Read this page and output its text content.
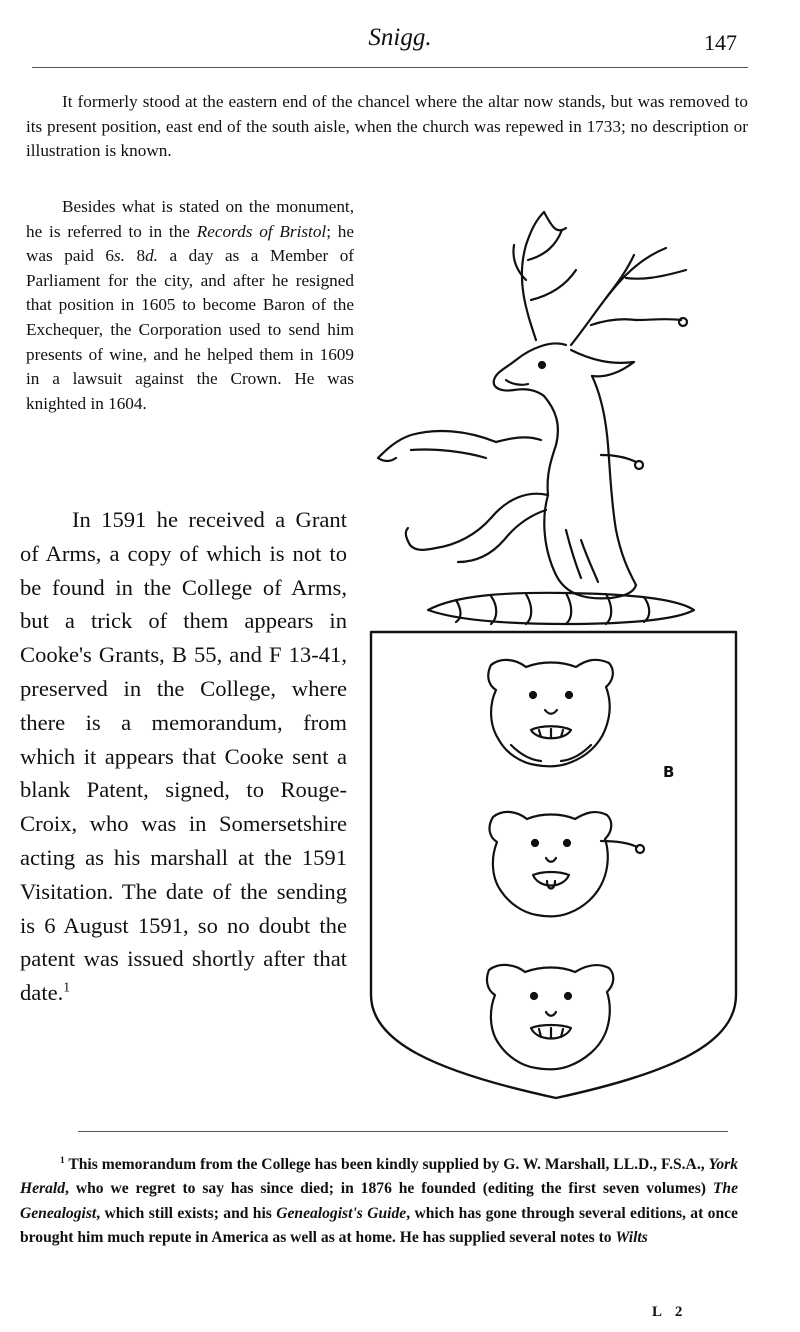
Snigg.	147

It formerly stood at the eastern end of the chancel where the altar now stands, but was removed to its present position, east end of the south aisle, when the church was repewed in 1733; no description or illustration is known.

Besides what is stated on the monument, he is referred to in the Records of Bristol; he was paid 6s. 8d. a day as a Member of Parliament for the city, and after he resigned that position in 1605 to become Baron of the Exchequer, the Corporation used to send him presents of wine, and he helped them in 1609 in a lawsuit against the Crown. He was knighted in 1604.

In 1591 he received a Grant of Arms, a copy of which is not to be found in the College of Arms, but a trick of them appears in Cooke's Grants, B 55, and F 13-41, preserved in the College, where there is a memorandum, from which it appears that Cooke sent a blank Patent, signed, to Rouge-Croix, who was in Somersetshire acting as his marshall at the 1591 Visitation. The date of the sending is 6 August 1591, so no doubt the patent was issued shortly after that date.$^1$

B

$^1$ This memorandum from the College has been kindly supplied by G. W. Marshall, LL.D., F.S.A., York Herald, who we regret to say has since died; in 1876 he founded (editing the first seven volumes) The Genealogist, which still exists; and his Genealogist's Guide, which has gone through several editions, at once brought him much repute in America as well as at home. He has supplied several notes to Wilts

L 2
=-=-=-=-=
Report how many lines in this data include the string "College", and nothing else.

2